> Reading text:
>>>>>

3 - Linear Maps

Vector space

A set $V$ and a field $F$ with $(V, +)$ being an abelian group, and a scalar multiplication $(\cdot, \cdot) : F \times V ⟶ V$ That is associative, with $1 \in F$ producing the identity map $1 v = v$ , and distributive laws both ways between $+$ on $V$ and $+$ on $F$ , and the scalar multiplication of a product in $F$ is the composition of the scalar multiplications.
Elements in $V$ are called vectors, and elements of $F$ are called scalars.
$U \subset V$ is a subspace of $V$ if $U$ is closed under vector addition and scalar multiplication, inherited from $V$ , and also contains the $0$ vector.

I don't know why I wrote the definition like this, maybe I am lazy to type

Linear combination

Let $V$ over $F$ be a vector space, $< v_{i} >$ a list of vectors, and $< a_{i} >$ a list of scalars. The linear combination of these lists is a vector $u = \sum_{i = 1}^{n} a_{i} v_{i}$ .
The set of all linear combinations of $< v_{i} >$ is called $Span (< v_{i} >)$ and is a subspace of $V$ , as choosing all scalars to be zero gives the zero vector in the span, and also by definition, the span is closed under both operations.
if there exists a list of scalars $< a_{i} >$ not all zero for which $0 = \sum_{i = 1} a_{i} v_{i}$ , then the list of vectors $< v_{i} >$ is called linearly dependent.
On the other hand if $0 = \sum_{i = 1} a_{i} v_{i}$ if and only if each $a_{i} = 0$ , then the list of vectors is linearly independent.
The dimension of a vector space is the length of the smallest list of vectors that spans it. The same applies for subspaces.
for a linearly dependent list of vectors, the dimension of the subspace induced by its span is at most the length of the list minus one, as one of these vectors is already in the span, so we need not include it in the list, and we can still span this subspace.
if $V$ is a vector space, any smallest list of linearly independent vectors that span $V$ are called "basis" vectors.

<<<<<

> Dataset rows:
>>>>>

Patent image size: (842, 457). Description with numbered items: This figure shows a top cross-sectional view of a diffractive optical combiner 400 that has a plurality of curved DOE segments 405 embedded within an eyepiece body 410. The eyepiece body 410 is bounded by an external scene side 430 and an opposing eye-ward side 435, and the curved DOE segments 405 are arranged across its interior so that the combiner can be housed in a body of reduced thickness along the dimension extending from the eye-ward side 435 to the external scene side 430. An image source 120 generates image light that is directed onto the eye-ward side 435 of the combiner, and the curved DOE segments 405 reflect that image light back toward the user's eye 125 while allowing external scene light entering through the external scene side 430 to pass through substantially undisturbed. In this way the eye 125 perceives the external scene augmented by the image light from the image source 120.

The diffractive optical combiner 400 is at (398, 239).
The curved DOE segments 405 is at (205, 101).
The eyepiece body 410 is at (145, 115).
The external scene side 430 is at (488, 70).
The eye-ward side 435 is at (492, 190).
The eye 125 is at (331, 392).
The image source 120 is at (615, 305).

<<<<<
>>>>>

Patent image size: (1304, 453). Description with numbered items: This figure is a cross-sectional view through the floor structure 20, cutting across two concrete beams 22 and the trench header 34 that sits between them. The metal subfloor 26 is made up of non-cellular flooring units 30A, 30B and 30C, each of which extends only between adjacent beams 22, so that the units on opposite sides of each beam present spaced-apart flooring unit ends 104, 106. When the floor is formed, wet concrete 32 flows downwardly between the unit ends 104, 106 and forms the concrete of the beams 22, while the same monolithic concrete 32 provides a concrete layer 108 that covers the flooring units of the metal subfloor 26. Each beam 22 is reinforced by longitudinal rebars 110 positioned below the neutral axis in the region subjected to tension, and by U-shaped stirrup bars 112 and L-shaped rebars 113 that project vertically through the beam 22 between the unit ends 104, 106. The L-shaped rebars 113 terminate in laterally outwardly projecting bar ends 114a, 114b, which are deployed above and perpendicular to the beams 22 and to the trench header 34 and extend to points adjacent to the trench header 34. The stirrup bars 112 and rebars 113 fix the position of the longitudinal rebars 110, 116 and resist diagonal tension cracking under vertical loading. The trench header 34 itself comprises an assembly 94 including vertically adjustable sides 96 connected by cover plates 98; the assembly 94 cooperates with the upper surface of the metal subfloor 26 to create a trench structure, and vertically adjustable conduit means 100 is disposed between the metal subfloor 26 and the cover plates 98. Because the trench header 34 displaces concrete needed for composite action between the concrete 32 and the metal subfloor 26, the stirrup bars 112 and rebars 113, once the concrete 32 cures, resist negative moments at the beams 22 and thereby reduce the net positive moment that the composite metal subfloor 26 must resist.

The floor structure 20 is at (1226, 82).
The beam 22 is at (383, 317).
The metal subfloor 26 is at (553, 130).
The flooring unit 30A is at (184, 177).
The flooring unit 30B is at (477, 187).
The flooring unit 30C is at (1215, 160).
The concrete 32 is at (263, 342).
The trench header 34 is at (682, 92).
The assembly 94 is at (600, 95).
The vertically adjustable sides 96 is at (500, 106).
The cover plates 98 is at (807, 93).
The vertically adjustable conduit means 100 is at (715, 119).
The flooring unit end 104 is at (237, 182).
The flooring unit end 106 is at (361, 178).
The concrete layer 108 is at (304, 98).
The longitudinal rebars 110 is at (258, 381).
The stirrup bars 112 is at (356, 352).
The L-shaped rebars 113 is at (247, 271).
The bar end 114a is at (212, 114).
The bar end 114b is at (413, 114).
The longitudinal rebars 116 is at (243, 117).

<<<<<
>>>>>

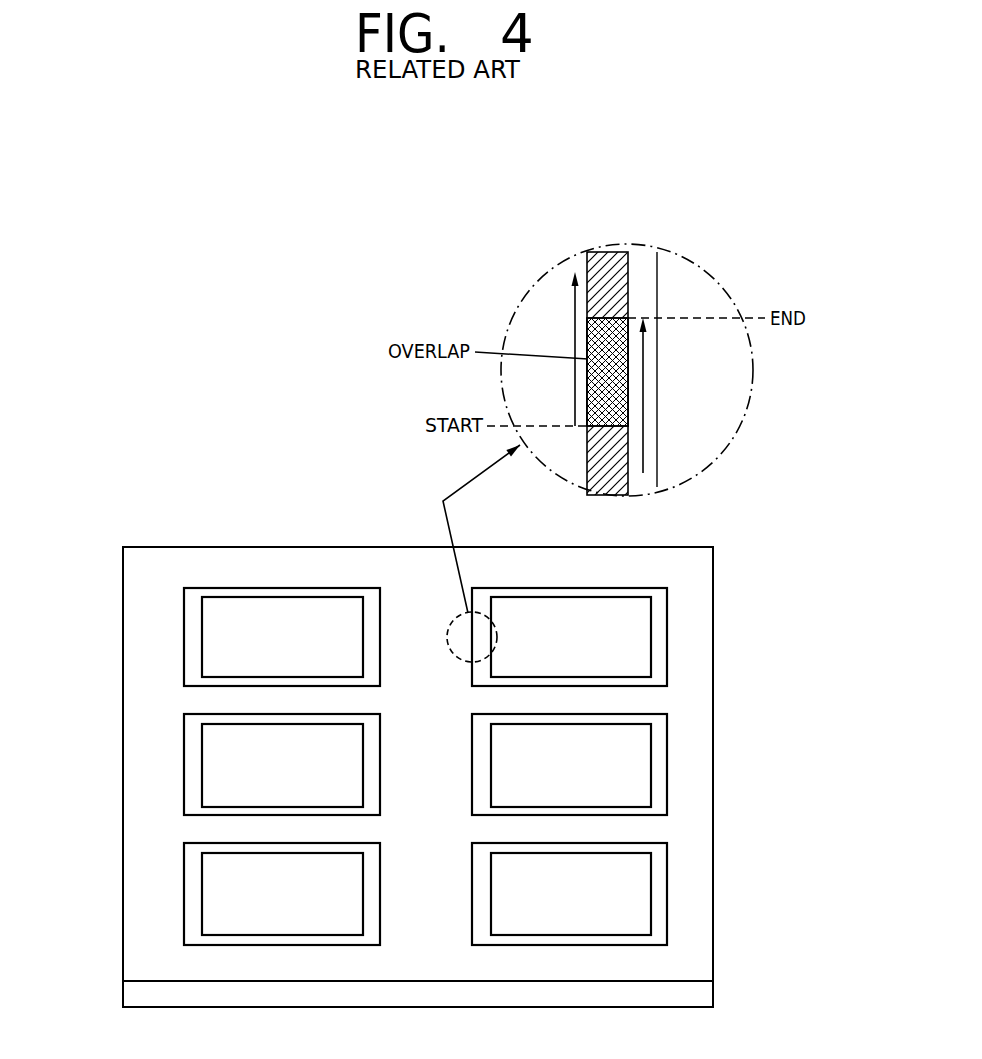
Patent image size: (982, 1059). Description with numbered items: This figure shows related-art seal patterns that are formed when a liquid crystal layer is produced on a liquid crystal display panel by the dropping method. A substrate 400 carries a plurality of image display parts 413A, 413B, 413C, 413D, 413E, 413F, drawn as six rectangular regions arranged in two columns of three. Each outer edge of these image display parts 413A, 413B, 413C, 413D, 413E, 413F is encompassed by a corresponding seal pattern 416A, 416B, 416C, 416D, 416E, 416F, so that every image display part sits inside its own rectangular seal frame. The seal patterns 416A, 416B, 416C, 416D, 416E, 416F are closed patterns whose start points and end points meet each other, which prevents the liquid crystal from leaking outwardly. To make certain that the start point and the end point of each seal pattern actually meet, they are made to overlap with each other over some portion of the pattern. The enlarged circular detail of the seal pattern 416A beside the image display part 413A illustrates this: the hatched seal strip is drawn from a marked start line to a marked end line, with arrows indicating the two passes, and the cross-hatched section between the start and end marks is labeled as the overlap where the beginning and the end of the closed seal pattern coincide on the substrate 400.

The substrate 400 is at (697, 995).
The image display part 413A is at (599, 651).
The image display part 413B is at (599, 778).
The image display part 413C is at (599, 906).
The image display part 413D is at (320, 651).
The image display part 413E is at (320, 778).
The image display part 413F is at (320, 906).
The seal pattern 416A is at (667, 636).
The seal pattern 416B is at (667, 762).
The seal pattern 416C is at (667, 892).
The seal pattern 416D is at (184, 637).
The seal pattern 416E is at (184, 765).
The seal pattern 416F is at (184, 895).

<<<<<

> Exercise instructions:
[1] Switch "closed" to "stable" in the linear maps notes. Then write out the passage starting with "Elements in $V$" and going on through "the $0$ vector.".
[2] Return the rows unchanged, starting with the line with "Patent image size: (982, 1059)." and going on through the line with "The substrate 400 is at (697, 995).".
The rows have no connection to the linear maps notes.

> Solved problems:
[1]
Elements in $V$ are called vectors, and elements of $F$ are called scalars.
$U \subset V$ is a subspace of $V$ if $U$ is stable under vector addition and scalar multiplication, inherited from $V$ , and also contains the $0$ vector.

[2]
Patent image size: (982, 1059). Description with numbered items: This figure shows related-art seal patterns that are formed when a liquid crystal layer is produced on a liquid crystal display panel by the dropping method. A substrate 400 carries a plurality of image display parts 413A, 413B, 413C, 413D, 413E, 413F, drawn as six rectangular regions arranged in two columns of three. Each outer edge of these image display parts 413A, 413B, 413C, 413D, 413E, 413F is encompassed by a corresponding seal pattern 416A, 416B, 416C, 416D, 416E, 416F, so that every image display part sits inside its own rectangular seal frame. The seal patterns 416A, 416B, 416C, 416D, 416E, 416F are closed patterns whose start points and end points meet each other, which prevents the liquid crystal from leaking outwardly. To make certain that the start point and the end point of each seal pattern actually meet, they are made to overlap with each other over some portion of the pattern. The enlarged circular detail of the seal pattern 416A beside the image display part 413A illustrates this: the hatched seal strip is drawn from a marked start line to a marked end line, with arrows indicating the two passes, and the cross-hatched section between the start and end marks is labeled as the overlap where the beginning and the end of the closed seal pattern coincide on the substrate 400.

The substrate 400 is at (697, 995).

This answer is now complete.